• [Problem to work on]
Tally up the lines below that include the word "data". Answer with the number alone.

═══ Record extracts

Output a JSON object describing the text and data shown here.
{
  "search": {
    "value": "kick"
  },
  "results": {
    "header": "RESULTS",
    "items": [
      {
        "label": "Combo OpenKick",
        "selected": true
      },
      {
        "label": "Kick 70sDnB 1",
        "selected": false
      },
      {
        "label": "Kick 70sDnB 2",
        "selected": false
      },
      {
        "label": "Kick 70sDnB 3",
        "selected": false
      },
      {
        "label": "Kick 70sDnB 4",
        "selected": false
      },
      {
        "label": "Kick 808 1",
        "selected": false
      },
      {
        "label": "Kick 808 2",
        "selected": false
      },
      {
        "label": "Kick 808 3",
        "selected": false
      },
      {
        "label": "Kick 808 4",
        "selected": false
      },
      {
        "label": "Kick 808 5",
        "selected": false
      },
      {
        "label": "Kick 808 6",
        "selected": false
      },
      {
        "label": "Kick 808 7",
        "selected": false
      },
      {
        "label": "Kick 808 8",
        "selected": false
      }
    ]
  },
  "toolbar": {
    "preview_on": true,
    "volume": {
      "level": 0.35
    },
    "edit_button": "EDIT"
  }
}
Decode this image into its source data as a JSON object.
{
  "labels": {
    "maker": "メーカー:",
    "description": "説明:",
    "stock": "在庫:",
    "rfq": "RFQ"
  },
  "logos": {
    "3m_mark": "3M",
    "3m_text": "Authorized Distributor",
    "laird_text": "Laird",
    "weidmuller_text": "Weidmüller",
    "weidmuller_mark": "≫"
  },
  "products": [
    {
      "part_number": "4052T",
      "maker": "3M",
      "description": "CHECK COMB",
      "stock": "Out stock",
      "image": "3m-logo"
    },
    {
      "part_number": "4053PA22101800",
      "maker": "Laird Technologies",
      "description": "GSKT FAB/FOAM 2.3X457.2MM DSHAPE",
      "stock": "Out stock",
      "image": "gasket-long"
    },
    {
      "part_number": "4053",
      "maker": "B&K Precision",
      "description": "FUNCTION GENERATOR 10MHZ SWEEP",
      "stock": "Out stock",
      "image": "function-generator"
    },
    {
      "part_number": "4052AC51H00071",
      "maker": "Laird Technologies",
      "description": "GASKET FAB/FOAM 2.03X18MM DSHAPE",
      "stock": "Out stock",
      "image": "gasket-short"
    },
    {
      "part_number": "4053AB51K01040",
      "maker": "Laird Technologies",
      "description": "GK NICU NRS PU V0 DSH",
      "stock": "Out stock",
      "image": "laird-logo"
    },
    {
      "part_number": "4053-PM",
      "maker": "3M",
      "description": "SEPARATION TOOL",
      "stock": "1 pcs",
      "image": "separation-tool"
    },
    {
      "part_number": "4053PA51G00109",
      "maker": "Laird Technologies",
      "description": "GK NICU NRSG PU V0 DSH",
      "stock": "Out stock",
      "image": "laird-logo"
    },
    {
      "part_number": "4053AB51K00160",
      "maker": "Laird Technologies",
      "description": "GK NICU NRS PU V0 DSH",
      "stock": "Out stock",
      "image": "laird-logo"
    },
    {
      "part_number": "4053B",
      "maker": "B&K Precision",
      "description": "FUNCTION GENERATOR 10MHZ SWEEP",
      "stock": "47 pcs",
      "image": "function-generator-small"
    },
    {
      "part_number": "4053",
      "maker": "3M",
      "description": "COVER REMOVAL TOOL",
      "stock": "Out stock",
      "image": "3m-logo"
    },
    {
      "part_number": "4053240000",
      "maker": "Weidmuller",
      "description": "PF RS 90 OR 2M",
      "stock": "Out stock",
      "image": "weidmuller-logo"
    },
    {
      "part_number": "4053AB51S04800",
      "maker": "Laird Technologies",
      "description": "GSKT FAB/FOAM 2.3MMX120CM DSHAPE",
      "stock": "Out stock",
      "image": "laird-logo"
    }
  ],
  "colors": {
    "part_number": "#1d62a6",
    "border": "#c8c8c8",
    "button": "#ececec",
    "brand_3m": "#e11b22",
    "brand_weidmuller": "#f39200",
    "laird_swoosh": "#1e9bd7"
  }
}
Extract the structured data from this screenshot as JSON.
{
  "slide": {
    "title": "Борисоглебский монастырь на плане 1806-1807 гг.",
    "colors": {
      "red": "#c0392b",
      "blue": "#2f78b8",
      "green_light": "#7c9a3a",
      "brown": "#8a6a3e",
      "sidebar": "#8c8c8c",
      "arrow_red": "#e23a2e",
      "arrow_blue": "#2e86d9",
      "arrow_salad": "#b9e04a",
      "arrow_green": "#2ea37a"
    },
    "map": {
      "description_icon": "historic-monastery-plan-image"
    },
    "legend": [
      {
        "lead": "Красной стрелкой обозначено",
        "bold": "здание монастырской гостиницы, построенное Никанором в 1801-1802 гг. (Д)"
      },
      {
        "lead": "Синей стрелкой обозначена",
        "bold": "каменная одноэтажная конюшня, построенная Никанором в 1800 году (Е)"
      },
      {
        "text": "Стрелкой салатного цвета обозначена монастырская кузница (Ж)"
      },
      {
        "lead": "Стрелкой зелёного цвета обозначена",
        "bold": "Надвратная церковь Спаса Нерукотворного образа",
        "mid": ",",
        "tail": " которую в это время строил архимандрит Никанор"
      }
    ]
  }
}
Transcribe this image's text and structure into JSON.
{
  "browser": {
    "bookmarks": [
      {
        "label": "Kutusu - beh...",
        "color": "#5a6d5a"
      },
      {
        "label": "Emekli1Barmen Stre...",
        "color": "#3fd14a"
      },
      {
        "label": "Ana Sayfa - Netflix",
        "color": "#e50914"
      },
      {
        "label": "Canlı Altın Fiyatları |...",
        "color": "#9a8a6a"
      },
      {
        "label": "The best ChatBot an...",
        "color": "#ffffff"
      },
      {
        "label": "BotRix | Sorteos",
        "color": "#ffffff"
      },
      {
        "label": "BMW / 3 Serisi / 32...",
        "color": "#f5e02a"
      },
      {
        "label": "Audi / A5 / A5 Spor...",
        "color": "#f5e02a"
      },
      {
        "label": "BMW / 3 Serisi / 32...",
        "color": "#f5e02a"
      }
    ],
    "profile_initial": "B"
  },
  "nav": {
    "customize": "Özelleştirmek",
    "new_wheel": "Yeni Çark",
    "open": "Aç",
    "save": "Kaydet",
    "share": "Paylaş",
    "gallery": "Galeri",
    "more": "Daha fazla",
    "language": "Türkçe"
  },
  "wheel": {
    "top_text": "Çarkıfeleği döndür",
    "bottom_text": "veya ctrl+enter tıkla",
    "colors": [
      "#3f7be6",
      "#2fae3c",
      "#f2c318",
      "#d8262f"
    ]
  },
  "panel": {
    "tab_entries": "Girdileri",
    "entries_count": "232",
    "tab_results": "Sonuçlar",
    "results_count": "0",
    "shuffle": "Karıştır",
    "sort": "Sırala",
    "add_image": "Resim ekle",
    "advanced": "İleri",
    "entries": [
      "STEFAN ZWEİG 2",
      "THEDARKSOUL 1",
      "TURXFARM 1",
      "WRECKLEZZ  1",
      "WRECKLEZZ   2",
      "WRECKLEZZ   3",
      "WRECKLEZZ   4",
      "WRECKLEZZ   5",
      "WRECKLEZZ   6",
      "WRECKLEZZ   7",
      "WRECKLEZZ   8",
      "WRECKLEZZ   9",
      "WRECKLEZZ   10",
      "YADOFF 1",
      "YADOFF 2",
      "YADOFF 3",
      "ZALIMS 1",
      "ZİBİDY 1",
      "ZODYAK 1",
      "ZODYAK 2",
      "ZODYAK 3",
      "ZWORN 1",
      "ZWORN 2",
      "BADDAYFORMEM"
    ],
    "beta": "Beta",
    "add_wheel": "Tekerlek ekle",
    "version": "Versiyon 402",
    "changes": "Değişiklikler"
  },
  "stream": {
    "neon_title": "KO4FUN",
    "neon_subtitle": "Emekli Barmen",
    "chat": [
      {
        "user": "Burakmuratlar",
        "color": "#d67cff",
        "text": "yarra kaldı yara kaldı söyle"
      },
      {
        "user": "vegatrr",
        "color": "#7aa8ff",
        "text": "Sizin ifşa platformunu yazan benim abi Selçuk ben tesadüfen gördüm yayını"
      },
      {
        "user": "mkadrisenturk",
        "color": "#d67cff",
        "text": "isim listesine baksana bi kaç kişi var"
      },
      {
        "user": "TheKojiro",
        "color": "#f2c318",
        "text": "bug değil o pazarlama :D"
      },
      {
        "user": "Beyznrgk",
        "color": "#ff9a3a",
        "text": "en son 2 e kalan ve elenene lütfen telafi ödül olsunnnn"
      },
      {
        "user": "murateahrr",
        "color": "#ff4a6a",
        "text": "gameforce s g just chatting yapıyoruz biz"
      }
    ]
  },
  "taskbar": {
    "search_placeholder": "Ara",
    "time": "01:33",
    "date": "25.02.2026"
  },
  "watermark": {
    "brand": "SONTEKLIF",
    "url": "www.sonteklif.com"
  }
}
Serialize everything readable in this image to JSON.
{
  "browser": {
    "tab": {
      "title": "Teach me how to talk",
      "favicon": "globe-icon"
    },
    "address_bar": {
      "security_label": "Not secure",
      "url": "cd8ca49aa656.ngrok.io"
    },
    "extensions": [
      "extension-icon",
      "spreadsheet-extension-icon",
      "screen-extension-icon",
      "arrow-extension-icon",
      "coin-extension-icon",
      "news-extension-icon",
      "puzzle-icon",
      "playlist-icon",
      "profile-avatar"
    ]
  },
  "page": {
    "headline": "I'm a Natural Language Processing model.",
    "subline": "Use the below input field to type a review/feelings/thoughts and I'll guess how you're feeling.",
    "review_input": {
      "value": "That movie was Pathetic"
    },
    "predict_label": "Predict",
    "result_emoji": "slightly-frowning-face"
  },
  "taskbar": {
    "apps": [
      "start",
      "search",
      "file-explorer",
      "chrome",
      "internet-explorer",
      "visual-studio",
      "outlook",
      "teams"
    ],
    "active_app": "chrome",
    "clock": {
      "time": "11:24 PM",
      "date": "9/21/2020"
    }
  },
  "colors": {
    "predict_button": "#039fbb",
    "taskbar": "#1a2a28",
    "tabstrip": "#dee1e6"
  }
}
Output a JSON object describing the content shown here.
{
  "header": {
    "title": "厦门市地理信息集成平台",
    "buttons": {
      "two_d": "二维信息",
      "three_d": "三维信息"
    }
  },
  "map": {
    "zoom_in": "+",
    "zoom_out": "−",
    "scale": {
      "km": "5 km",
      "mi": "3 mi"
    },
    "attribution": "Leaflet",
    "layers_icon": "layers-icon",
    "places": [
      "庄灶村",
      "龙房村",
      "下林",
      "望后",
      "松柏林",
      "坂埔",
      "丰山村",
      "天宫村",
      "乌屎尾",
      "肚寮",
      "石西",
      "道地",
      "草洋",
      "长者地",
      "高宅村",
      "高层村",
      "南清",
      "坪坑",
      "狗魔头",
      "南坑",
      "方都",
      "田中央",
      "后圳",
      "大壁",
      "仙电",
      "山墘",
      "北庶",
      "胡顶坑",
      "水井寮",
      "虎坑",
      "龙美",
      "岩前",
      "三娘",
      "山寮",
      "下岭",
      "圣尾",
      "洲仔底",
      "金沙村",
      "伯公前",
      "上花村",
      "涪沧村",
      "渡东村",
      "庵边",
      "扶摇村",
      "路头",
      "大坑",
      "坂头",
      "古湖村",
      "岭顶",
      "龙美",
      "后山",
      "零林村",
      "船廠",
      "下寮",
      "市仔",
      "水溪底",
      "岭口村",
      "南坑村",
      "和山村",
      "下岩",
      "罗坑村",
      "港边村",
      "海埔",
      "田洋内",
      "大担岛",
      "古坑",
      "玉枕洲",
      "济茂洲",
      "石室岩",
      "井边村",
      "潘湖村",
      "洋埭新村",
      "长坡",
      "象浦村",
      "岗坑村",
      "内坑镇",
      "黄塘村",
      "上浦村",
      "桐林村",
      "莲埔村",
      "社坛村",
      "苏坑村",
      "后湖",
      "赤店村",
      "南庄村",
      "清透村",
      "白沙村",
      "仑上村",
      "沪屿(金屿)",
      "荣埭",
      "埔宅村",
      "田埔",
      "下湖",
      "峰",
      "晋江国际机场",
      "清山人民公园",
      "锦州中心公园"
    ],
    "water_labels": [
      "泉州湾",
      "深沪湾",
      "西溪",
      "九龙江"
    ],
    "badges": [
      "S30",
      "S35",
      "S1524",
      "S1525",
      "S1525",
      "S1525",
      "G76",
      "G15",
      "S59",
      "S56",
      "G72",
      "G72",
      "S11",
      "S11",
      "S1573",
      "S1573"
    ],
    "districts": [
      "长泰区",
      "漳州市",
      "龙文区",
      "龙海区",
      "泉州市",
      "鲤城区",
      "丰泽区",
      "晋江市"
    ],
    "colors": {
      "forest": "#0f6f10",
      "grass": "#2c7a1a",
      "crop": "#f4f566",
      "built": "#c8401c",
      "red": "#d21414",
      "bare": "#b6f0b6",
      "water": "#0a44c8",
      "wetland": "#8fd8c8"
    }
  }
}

══════

• [Full response]
3